[Extracted data entries]
==================================================
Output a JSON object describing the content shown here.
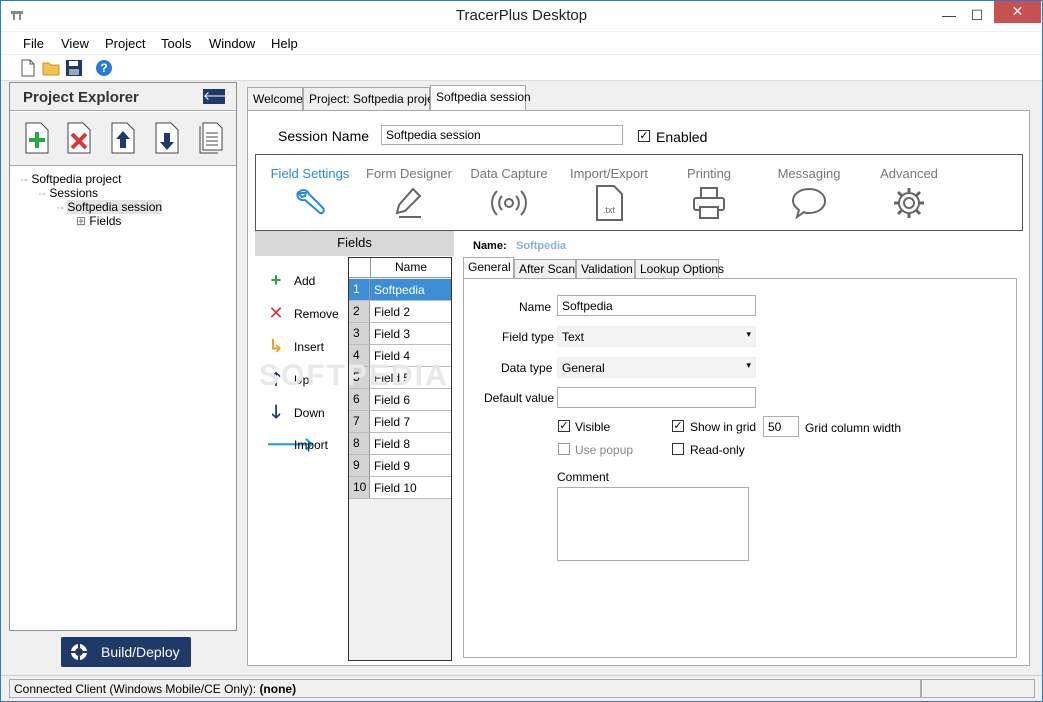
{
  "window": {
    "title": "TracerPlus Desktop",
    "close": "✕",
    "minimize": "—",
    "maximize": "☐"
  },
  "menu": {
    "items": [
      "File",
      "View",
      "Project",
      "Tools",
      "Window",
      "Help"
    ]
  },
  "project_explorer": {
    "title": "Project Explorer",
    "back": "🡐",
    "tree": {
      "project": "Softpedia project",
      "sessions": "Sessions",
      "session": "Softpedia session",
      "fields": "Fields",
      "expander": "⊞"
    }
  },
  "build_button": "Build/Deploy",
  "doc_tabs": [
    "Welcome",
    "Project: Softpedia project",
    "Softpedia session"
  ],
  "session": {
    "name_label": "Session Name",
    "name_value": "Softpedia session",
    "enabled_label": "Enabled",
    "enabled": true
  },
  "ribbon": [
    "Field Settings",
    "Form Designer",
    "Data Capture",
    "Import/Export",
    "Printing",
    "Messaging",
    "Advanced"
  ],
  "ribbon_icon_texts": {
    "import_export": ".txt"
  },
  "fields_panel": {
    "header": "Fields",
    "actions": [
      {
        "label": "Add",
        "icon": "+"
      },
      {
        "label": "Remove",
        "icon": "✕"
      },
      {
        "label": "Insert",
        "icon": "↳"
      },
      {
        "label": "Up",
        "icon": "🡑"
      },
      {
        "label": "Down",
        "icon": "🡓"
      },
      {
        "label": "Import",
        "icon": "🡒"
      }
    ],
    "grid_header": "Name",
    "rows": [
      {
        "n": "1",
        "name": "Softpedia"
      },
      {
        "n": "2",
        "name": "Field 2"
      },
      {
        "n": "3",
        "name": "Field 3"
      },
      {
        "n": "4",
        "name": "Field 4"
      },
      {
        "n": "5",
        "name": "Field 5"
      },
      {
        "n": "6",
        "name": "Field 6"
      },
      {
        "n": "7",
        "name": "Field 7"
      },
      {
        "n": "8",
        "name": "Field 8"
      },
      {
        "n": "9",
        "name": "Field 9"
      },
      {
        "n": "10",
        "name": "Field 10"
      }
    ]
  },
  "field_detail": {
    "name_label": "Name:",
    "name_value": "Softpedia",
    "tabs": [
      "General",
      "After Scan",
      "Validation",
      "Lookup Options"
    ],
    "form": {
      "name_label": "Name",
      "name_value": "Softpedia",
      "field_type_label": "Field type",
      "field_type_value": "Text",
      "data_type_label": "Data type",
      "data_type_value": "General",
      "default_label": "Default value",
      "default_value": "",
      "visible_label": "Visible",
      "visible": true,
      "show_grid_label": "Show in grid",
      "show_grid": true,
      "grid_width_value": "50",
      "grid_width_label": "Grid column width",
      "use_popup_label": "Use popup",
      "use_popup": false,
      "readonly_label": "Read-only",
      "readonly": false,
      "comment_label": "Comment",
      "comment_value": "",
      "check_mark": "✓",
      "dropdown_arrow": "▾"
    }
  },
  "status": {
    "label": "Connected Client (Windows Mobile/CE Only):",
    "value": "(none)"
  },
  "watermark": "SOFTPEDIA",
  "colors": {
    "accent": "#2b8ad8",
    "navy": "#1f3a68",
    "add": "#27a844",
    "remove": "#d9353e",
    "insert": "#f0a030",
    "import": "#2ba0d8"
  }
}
==================================================
-- Do this --
Reproduce the full material exactly, excluding the pictures.

-- The answer --
Output a JSON object describing the content shown here.
{
  "window": {
    "title": "TracerPlus Desktop",
    "close": "✕",
    "minimize": "—",
    "maximize": "☐"
  },
  "menu": {
    "items": [
      "File",
      "View",
      "Project",
      "Tools",
      "Window",
      "Help"
    ]
  },
  "project_explorer": {
    "title": "Project Explorer",
    "back": "🡐",
    "tree": {
      "project": "Softpedia project",
      "sessions": "Sessions",
      "session": "Softpedia session",
      "fields": "Fields",
      "expander": "⊞"
    }
  },
  "build_button": "Build/Deploy",
  "doc_tabs": [
    "Welcome",
    "Project: Softpedia project",
    "Softpedia session"
  ],
  "session": {
    "name_label": "Session Name",
    "name_value": "Softpedia session",
    "enabled_label": "Enabled",
    "enabled": true
  },
  "ribbon": [
    "Field Settings",
    "Form Designer",
    "Data Capture",
    "Import/Export",
    "Printing",
    "Messaging",
    "Advanced"
  ],
  "ribbon_icon_texts": {
    "import_export": ".txt"
  },
  "fields_panel": {
    "header": "Fields",
    "actions": [
      {
        "label": "Add",
        "icon": "+"
      },
      {
        "label": "Remove",
        "icon": "✕"
      },
      {
        "label": "Insert",
        "icon": "↳"
      },
      {
        "label": "Up",
        "icon": "🡑"
      },
      {
        "label": "Down",
        "icon": "🡓"
      },
      {
        "label": "Import",
        "icon": "🡒"
      }
    ],
    "grid_header": "Name",
    "rows": [
      {
        "n": "1",
        "name": "Softpedia"
      },
      {
        "n": "2",
        "name": "Field 2"
      },
      {
        "n": "3",
        "name": "Field 3"
      },
      {
        "n": "4",
        "name": "Field 4"
      },
      {
        "n": "5",
        "name": "Field 5"
      },
      {
        "n": "6",
        "name": "Field 6"
      },
      {
        "n": "7",
        "name": "Field 7"
      },
      {
        "n": "8",
        "name": "Field 8"
      },
      {
        "n": "9",
        "name": "Field 9"
      },
      {
        "n": "10",
        "name": "Field 10"
      }
    ]
  },
  "field_detail": {
    "name_label": "Name:",
    "name_value": "Softpedia",
    "tabs": [
      "General",
      "After Scan",
      "Validation",
      "Lookup Options"
    ],
    "form": {
      "name_label": "Name",
      "name_value": "Softpedia",
      "field_type_label": "Field type",
      "field_type_value": "Text",
      "data_type_label": "Data type",
      "data_type_value": "General",
      "default_label": "Default value",
      "default_value": "",
      "visible_label": "Visible",
      "visible": true,
      "show_grid_label": "Show in grid",
      "show_grid": true,
      "grid_width_value": "50",
      "grid_width_label": "Grid column width",
      "use_popup_label": "Use popup",
      "use_popup": false,
      "readonly_label": "Read-only",
      "readonly": false,
      "comment_label": "Comment",
      "comment_value": "",
      "check_mark": "✓",
      "dropdown_arrow": "▾"
    }
  },
  "status": {
    "label": "Connected Client (Windows Mobile/CE Only):",
    "value": "(none)"
  },
  "watermark": "SOFTPEDIA",
  "colors": {
    "accent": "#2b8ad8",
    "navy": "#1f3a68",
    "add": "#27a844",
    "remove": "#d9353e",
    "insert": "#f0a030",
    "import": "#2ba0d8"
  }
}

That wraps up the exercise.